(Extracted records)
**********

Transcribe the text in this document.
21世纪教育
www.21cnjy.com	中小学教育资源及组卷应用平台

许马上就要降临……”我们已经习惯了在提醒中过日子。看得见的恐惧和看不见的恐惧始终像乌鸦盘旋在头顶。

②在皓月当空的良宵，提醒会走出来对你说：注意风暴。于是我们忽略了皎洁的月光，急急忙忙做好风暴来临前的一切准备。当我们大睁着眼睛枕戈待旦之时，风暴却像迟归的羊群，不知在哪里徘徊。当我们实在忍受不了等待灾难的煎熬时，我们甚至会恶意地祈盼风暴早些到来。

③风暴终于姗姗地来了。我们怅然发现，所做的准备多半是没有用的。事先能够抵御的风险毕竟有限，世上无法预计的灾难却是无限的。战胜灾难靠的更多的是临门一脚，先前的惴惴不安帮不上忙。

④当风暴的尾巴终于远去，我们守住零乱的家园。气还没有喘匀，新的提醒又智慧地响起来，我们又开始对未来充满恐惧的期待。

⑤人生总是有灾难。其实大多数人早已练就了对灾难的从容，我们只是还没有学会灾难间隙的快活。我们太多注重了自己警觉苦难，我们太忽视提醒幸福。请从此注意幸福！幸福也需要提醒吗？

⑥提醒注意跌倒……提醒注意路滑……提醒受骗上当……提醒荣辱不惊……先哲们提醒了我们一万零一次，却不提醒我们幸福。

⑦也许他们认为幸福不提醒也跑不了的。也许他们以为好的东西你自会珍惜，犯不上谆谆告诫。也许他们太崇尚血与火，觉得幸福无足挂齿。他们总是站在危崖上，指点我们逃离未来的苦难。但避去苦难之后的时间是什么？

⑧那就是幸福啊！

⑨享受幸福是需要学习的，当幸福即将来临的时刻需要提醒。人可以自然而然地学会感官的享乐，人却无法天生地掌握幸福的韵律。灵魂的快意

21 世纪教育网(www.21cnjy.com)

**********

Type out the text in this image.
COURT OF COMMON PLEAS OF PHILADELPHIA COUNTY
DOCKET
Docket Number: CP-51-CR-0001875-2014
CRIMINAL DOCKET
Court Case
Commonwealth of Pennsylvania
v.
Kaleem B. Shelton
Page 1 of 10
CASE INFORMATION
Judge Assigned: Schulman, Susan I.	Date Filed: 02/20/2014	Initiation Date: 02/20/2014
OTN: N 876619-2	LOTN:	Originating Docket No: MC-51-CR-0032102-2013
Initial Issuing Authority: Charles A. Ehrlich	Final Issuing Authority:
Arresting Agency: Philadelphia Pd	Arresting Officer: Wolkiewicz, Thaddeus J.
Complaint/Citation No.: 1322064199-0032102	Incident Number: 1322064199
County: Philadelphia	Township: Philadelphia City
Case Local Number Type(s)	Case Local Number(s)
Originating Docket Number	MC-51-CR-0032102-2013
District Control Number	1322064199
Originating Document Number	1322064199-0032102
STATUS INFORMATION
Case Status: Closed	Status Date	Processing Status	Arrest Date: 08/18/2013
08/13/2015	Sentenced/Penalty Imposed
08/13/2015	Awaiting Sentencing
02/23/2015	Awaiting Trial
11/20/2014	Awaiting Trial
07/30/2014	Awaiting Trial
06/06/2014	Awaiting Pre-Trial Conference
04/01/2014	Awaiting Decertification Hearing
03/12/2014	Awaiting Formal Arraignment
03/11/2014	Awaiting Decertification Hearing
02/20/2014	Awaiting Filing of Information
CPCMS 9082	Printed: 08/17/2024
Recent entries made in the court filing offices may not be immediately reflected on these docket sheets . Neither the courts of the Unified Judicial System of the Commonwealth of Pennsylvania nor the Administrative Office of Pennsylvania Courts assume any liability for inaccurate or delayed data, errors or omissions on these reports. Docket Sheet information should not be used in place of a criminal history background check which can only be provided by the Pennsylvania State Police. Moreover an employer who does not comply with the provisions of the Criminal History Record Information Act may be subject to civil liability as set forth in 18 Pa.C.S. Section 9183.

**********

→ **To be done**: All lines of the data above that include the word "Type" must be shown.

→ **In response**:
Type out the text in this image.
Case Local Number Type(s)	Case Local Number(s)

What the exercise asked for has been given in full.